Give every line again exactly as it appears, please, but not the pictures.

--- START GIVEN RECORDS ---

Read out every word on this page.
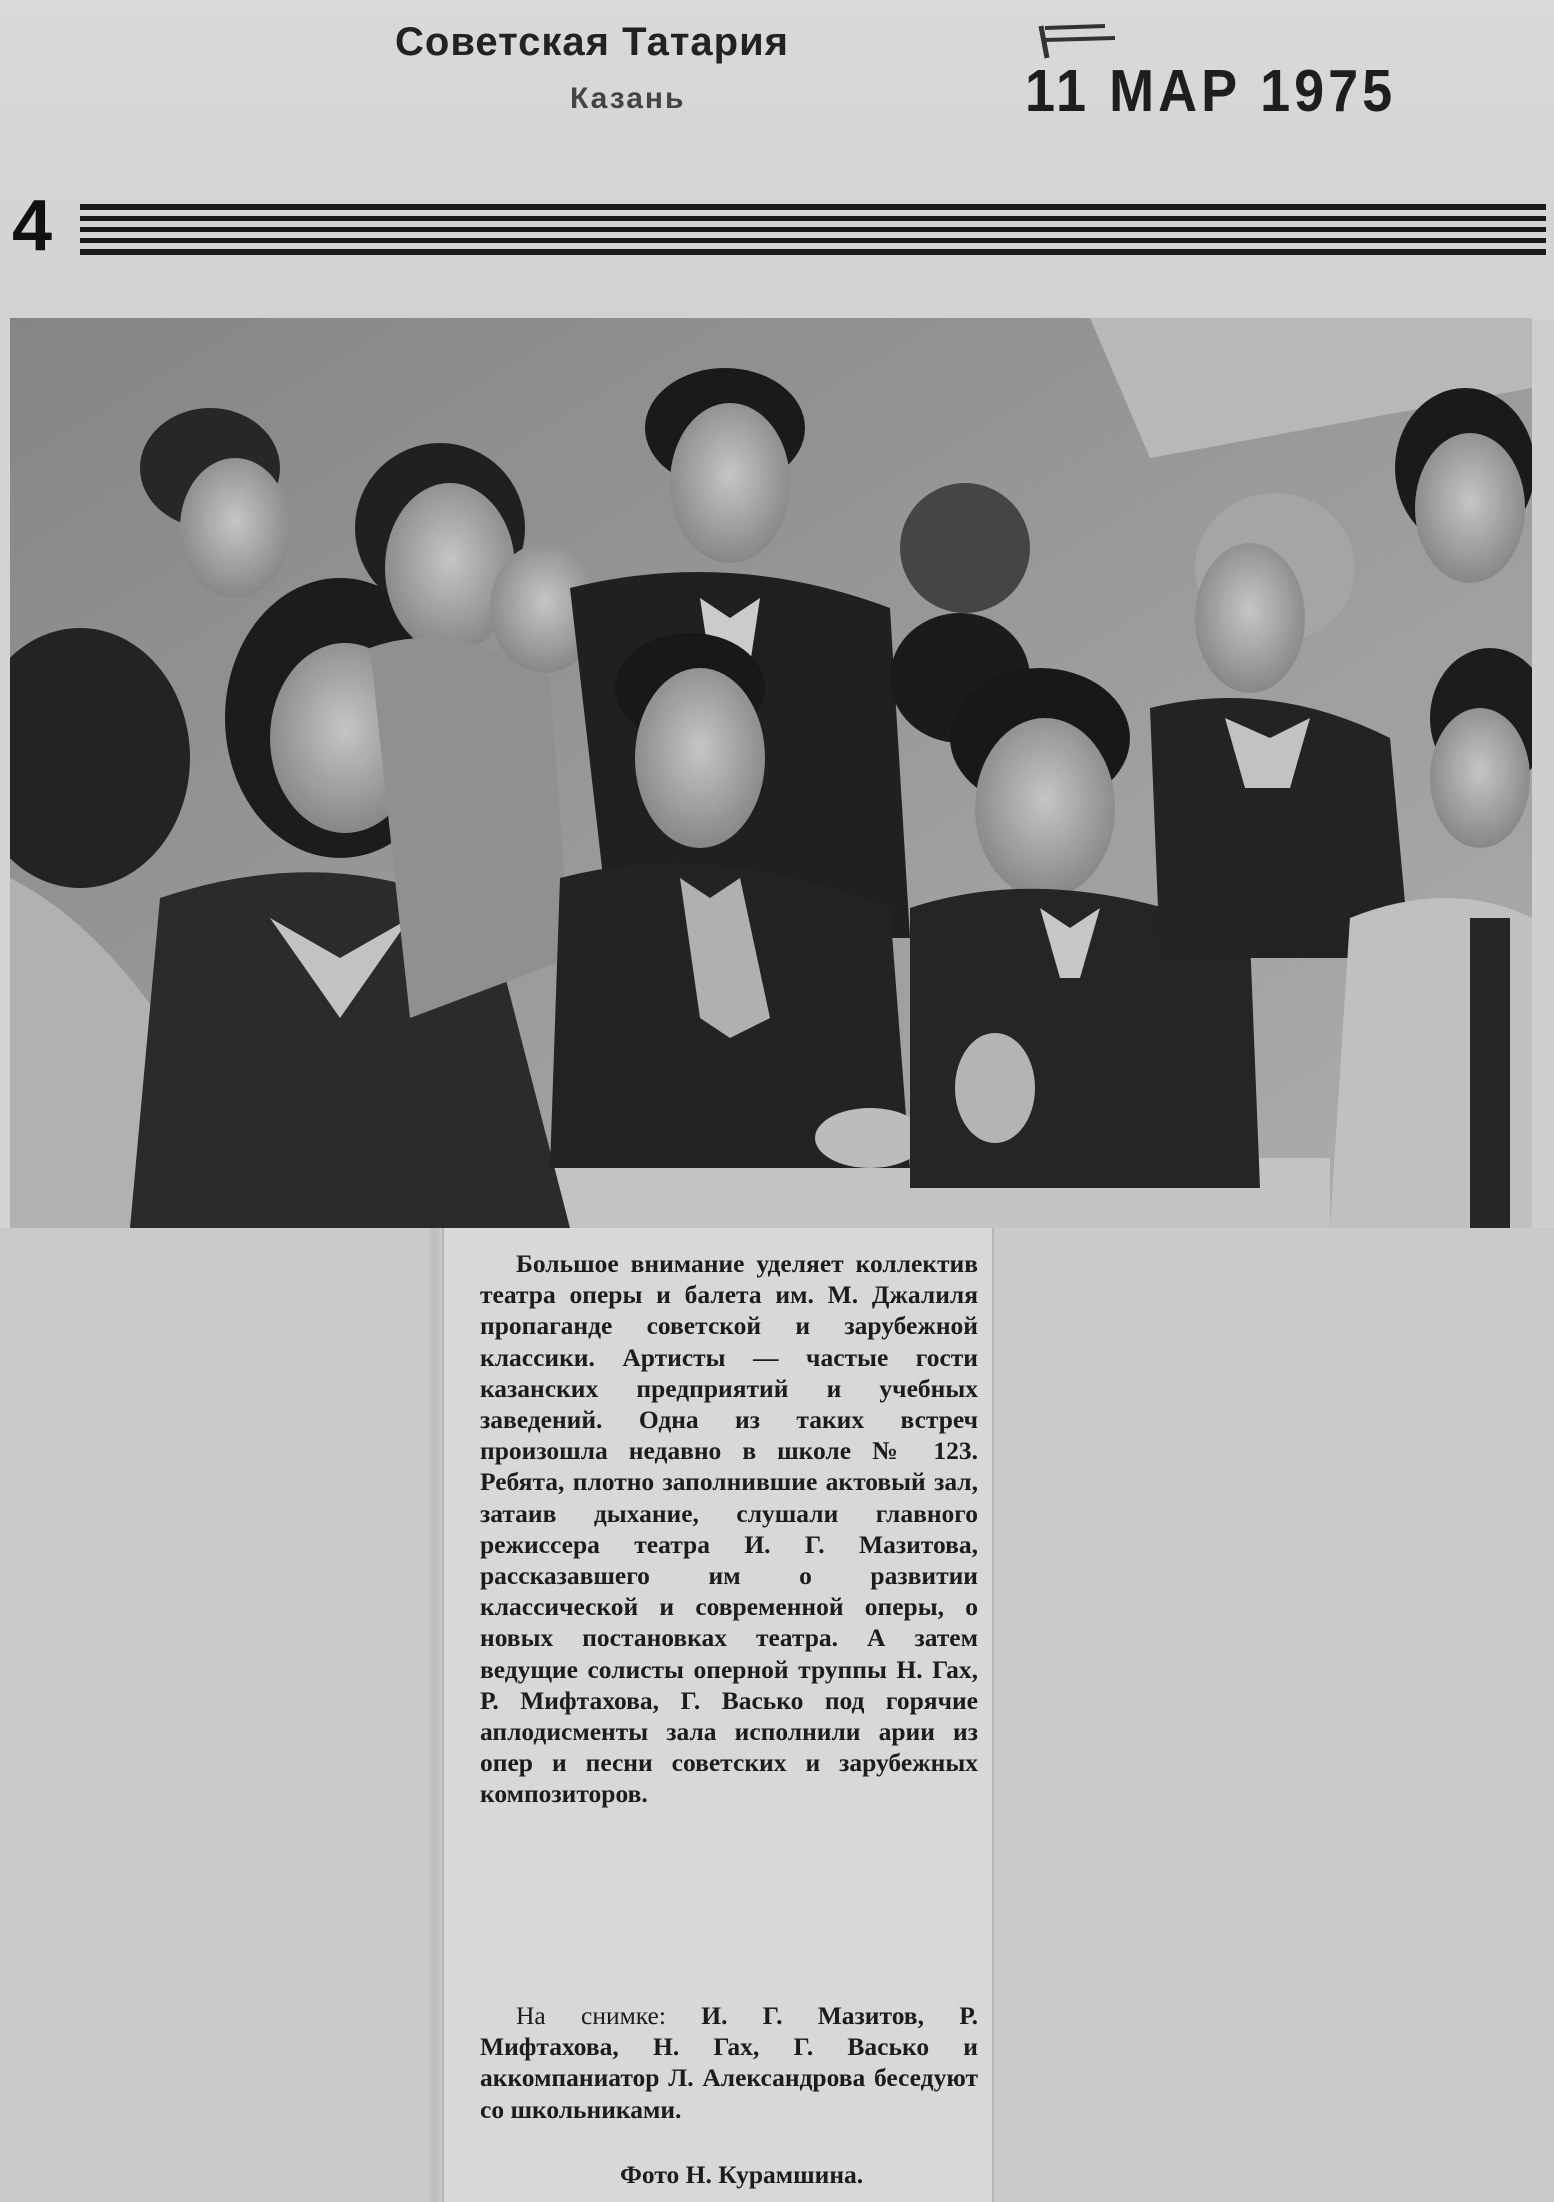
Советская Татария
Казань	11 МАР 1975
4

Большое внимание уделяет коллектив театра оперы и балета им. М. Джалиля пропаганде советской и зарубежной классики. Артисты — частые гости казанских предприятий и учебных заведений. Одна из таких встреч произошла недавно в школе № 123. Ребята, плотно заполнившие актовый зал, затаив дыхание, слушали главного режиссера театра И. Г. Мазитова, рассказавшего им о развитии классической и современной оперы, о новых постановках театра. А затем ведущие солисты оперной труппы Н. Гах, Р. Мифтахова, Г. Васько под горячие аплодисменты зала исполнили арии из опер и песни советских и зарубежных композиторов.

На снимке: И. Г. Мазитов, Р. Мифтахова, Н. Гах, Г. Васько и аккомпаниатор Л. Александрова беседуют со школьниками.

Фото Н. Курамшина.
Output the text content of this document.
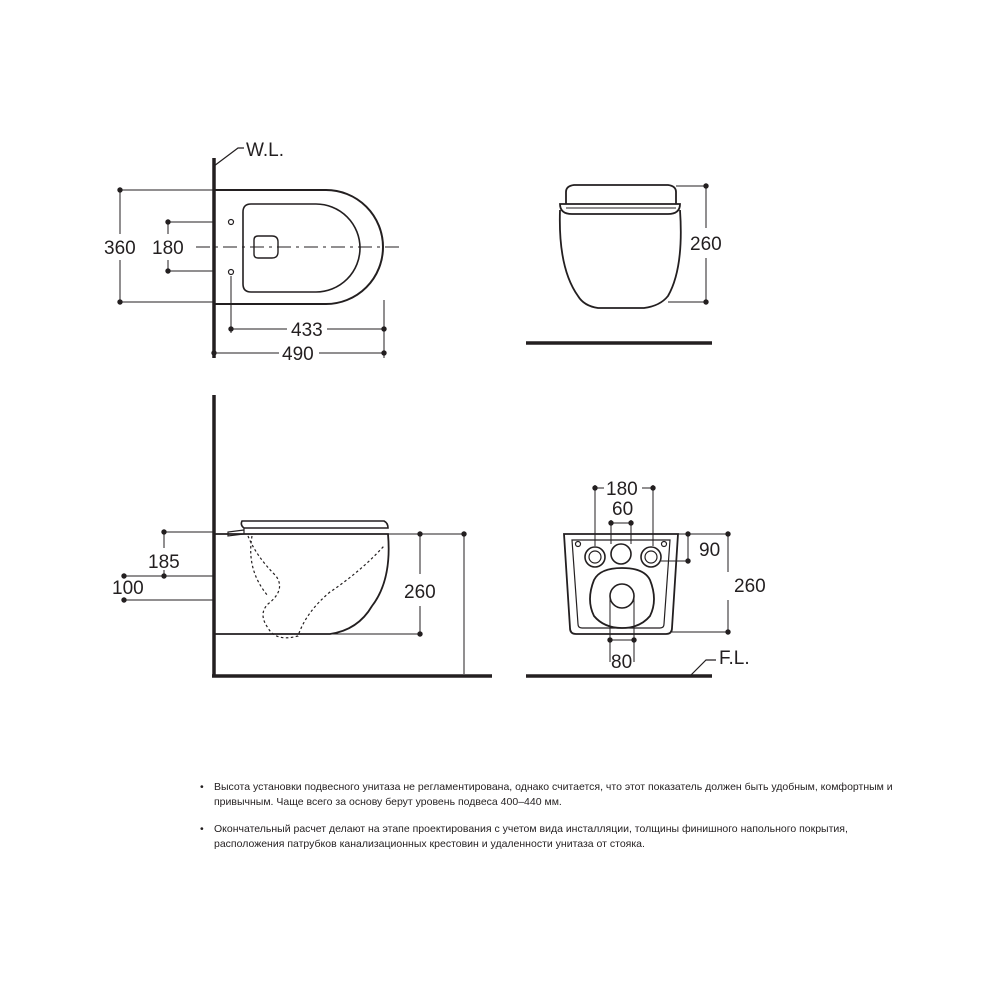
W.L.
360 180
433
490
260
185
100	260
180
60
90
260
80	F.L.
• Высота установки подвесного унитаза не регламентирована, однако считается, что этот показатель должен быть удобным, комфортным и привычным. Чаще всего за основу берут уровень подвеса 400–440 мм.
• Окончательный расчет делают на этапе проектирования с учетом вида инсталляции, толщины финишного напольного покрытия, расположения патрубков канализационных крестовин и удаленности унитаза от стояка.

--- END GIVEN RECORDS ---

RESULT OF THIS TASK:
Read out every word on this page.
Советская Татария
Казань	11 МАР 1975
4

Большое внимание уделяет коллектив театра оперы и балета им. М. Джалиля пропаганде советской и зарубежной классики. Артисты — частые гости казанских предприятий и учебных заведений. Одна из таких встреч произошла недавно в школе № 123. Ребята, плотно заполнившие актовый зал, затаив дыхание, слушали главного режиссера театра И. Г. Мазитова, рассказавшего им о развитии классической и современной оперы, о новых постановках театра. А затем ведущие солисты оперной труппы Н. Гах, Р. Мифтахова, Г. Васько под горячие аплодисменты зала исполнили арии из опер и песни советских и зарубежных композиторов.

На снимке: И. Г. Мазитов, Р. Мифтахова, Н. Гах, Г. Васько и аккомпаниатор Л. Александрова беседуют со школьниками.

Фото Н. Курамшина.
Output the text content of this document.
W.L.
360 180
433
490
260
185
100	260
180
60
90
260
80	F.L.
• Высота установки подвесного унитаза не регламентирована, однако считается, что этот показатель должен быть удобным, комфортным и привычным. Чаще всего за основу берут уровень подвеса 400–440 мм.
• Окончательный расчет делают на этапе проектирования с учетом вида инсталляции, толщины финишного напольного покрытия, расположения патрубков канализационных крестовин и удаленности унитаза от стояка.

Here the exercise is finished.